Gather every line in the records below that contains the word "breeding".
↓
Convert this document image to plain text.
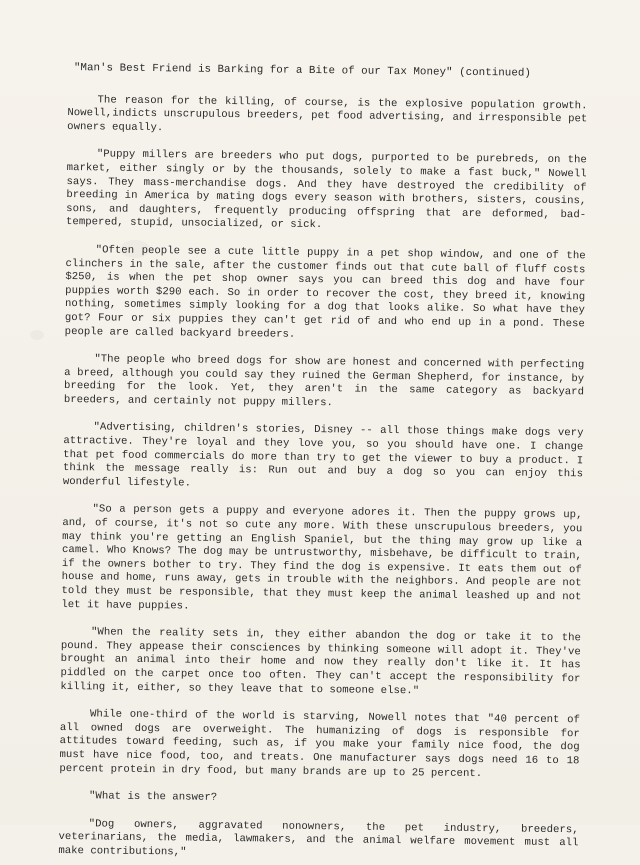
"Man's Best Friend is Barking for a Bite of our Tax Money" (continued)

The reason for the killing, of course, is the explosive population growth. Nowell,indicts unscrupulous breeders, pet food advertising, and irresponsible pet owners equally.

"Puppy millers are breeders who put dogs, purported to be purebreds, on the market, either singly or by the thousands, solely to make a fast buck," Nowell says. They mass-merchandise dogs. And they have destroyed the credibility of breeding in America by mating dogs every season with brothers, sisters, cousins, sons, and daughters, frequently producing offspring that are deformed, bad-tempered, stupid, unsocialized, or sick.

"Often people see a cute little puppy in a pet shop window, and one of the clinchers in the sale, after the customer finds out that cute ball of fluff costs $250, is when the pet shop owner says you can breed this dog and have four puppies worth $290 each. So in order to recover the cost, they breed it, knowing nothing, sometimes simply looking for a dog that looks alike. So what have they got? Four or six puppies they can't get rid of and who end up in a pond. These people are called backyard breeders.

"The people who breed dogs for show are honest and concerned with perfecting a breed, although you could say they ruined the German Shepherd, for instance, by breeding for the look. Yet, they aren't in the same category as backyard breeders, and certainly not puppy millers.

"Advertising, children's stories, Disney -- all those things make dogs very attractive. They're loyal and they love you, so you should have one. I change that pet food commercials do more than try to get the viewer to buy a product. I think the message really is: Run out and buy a dog so you can enjoy this wonderful lifestyle.

"So a person gets a puppy and everyone adores it. Then the puppy grows up, and, of course, it's not so cute any more. With these unscrupulous breeders, you may think you're getting an English Spaniel, but the thing may grow up like a camel. Who Knows? The dog may be untrustworthy, misbehave, be difficult to train, if the owners bother to try. They find the dog is expensive. It eats them out of house and home, runs away, gets in trouble with the neighbors. And people are not told they must be responsible, that they must keep the animal leashed up and not let it have puppies.

"When the reality sets in, they either abandon the dog or take it to the pound. They appease their consciences by thinking someone will adopt it. They've brought an animal into their home and now they really don't like it. It has piddled on the carpet once too often. They can't accept the responsibility for killing it, either, so they leave that to someone else."

While one-third of the world is starving, Nowell notes that "40 percent of all owned dogs are overweight. The humanizing of dogs is responsible for attitudes toward feeding, such as, if you make your family nice food, the dog must have nice food, too, and treats. One manufacturer says dogs need 16 to 18 percent protein in dry food, but many brands are up to 25 percent.

"What is the answer?

"Dog owners, aggravated nonowners, the pet industry, breeders, veterinarians, the media, lawmakers, and the animal welfare movement must all make contributions,"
↑
Response for this exercise:
"Puppy millers are breeders who put dogs, purported to be purebreds, on the market, either singly or by the thousands, solely to make a fast buck," Nowell says. They mass-merchandise dogs. And they have destroyed the credibility of breeding in America by mating dogs every season with brothers, sisters, cousins, sons, and daughters, frequently producing offspring that are deformed, bad-tempered, stupid, unsocialized, or sick.
"The people who breed dogs for show are honest and concerned with perfecting a breed, although you could say they ruined the German Shepherd, for instance, by breeding for the look. Yet, they aren't in the same category as backyard breeders, and certainly not puppy millers.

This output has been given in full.